## What to work on
Write the material out again in full, exactly.

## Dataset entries
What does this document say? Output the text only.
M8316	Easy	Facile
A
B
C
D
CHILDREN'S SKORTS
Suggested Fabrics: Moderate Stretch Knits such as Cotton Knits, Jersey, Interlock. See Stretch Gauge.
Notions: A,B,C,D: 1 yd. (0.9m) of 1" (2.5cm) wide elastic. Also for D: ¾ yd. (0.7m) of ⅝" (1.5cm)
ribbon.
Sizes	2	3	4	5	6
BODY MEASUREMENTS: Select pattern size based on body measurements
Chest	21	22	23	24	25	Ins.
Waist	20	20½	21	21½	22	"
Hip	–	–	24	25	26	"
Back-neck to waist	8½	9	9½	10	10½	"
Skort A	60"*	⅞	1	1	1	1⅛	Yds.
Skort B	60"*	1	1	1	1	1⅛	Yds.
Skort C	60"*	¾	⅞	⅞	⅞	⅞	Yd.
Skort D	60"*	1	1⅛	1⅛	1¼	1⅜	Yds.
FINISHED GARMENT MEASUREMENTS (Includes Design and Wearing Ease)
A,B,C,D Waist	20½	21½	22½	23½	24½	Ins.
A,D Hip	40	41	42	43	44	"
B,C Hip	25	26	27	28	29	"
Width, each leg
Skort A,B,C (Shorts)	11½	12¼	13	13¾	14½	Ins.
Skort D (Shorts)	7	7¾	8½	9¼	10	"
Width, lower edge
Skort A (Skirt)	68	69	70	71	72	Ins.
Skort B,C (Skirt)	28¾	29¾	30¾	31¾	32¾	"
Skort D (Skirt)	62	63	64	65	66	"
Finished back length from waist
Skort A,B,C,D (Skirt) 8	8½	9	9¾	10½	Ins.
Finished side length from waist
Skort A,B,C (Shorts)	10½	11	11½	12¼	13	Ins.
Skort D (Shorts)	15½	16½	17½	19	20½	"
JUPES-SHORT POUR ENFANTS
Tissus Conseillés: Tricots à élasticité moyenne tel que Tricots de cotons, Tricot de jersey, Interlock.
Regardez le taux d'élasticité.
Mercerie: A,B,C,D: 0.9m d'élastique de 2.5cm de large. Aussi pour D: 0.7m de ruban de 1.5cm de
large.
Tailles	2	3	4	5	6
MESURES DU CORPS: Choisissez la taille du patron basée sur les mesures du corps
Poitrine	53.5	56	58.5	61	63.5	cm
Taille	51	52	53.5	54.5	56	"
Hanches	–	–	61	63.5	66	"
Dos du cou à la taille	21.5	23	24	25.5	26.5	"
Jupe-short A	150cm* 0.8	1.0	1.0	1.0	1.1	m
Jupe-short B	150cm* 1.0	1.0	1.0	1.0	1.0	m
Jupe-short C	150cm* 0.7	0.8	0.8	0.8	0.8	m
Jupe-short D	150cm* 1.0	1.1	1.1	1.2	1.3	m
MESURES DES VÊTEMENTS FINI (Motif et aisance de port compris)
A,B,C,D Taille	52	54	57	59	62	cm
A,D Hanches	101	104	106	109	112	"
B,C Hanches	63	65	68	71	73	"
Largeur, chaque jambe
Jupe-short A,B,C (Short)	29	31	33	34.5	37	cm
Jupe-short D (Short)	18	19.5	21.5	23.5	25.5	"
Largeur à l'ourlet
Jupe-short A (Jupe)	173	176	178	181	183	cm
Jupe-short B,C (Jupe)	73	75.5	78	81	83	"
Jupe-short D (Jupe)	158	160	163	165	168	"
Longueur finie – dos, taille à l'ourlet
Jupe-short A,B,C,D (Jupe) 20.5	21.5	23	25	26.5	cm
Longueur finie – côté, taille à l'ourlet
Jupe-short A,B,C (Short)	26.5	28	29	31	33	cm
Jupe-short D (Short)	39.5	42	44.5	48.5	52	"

## Final result
What does this document say? Output the text only.
M8316	Easy	Facile
A
B
C
D
CHILDREN'S SKORTS
Suggested Fabrics: Moderate Stretch Knits such as Cotton Knits, Jersey, Interlock. See Stretch Gauge.
Notions: A,B,C,D: 1 yd. (0.9m) of 1" (2.5cm) wide elastic. Also for D: ¾ yd. (0.7m) of ⅝" (1.5cm)
ribbon.
Sizes	2	3	4	5	6
BODY MEASUREMENTS: Select pattern size based on body measurements
Chest	21	22	23	24	25	Ins.
Waist	20	20½	21	21½	22	"
Hip	–	–	24	25	26	"
Back-neck to waist	8½	9	9½	10	10½	"
Skort A	60"*	⅞	1	1	1	1⅛	Yds.
Skort B	60"*	1	1	1	1	1⅛	Yds.
Skort C	60"*	¾	⅞	⅞	⅞	⅞	Yd.
Skort D	60"*	1	1⅛	1⅛	1¼	1⅜	Yds.
FINISHED GARMENT MEASUREMENTS (Includes Design and Wearing Ease)
A,B,C,D Waist	20½	21½	22½	23½	24½	Ins.
A,D Hip	40	41	42	43	44	"
B,C Hip	25	26	27	28	29	"
Width, each leg
Skort A,B,C (Shorts)	11½	12¼	13	13¾	14½	Ins.
Skort D (Shorts)	7	7¾	8½	9¼	10	"
Width, lower edge
Skort A (Skirt)	68	69	70	71	72	Ins.
Skort B,C (Skirt)	28¾	29¾	30¾	31¾	32¾	"
Skort D (Skirt)	62	63	64	65	66	"
Finished back length from waist
Skort A,B,C,D (Skirt) 8	8½	9	9¾	10½	Ins.
Finished side length from waist
Skort A,B,C (Shorts)	10½	11	11½	12¼	13	Ins.
Skort D (Shorts)	15½	16½	17½	19	20½	"
JUPES-SHORT POUR ENFANTS
Tissus Conseillés: Tricots à élasticité moyenne tel que Tricots de cotons, Tricot de jersey, Interlock.
Regardez le taux d'élasticité.
Mercerie: A,B,C,D: 0.9m d'élastique de 2.5cm de large. Aussi pour D: 0.7m de ruban de 1.5cm de
large.
Tailles	2	3	4	5	6
MESURES DU CORPS: Choisissez la taille du patron basée sur les mesures du corps
Poitrine	53.5	56	58.5	61	63.5	cm
Taille	51	52	53.5	54.5	56	"
Hanches	–	–	61	63.5	66	"
Dos du cou à la taille	21.5	23	24	25.5	26.5	"
Jupe-short A	150cm* 0.8	1.0	1.0	1.0	1.1	m
Jupe-short B	150cm* 1.0	1.0	1.0	1.0	1.0	m
Jupe-short C	150cm* 0.7	0.8	0.8	0.8	0.8	m
Jupe-short D	150cm* 1.0	1.1	1.1	1.2	1.3	m
MESURES DES VÊTEMENTS FINI (Motif et aisance de port compris)
A,B,C,D Taille	52	54	57	59	62	cm
A,D Hanches	101	104	106	109	112	"
B,C Hanches	63	65	68	71	73	"
Largeur, chaque jambe
Jupe-short A,B,C (Short)	29	31	33	34.5	37	cm
Jupe-short D (Short)	18	19.5	21.5	23.5	25.5	"
Largeur à l'ourlet
Jupe-short A (Jupe)	173	176	178	181	183	cm
Jupe-short B,C (Jupe)	73	75.5	78	81	83	"
Jupe-short D (Jupe)	158	160	163	165	168	"
Longueur finie – dos, taille à l'ourlet
Jupe-short A,B,C,D (Jupe) 20.5	21.5	23	25	26.5	cm
Longueur finie – côté, taille à l'ourlet
Jupe-short A,B,C (Short)	26.5	28	29	31	33	cm
Jupe-short D (Short)	39.5	42	44.5	48.5	52	"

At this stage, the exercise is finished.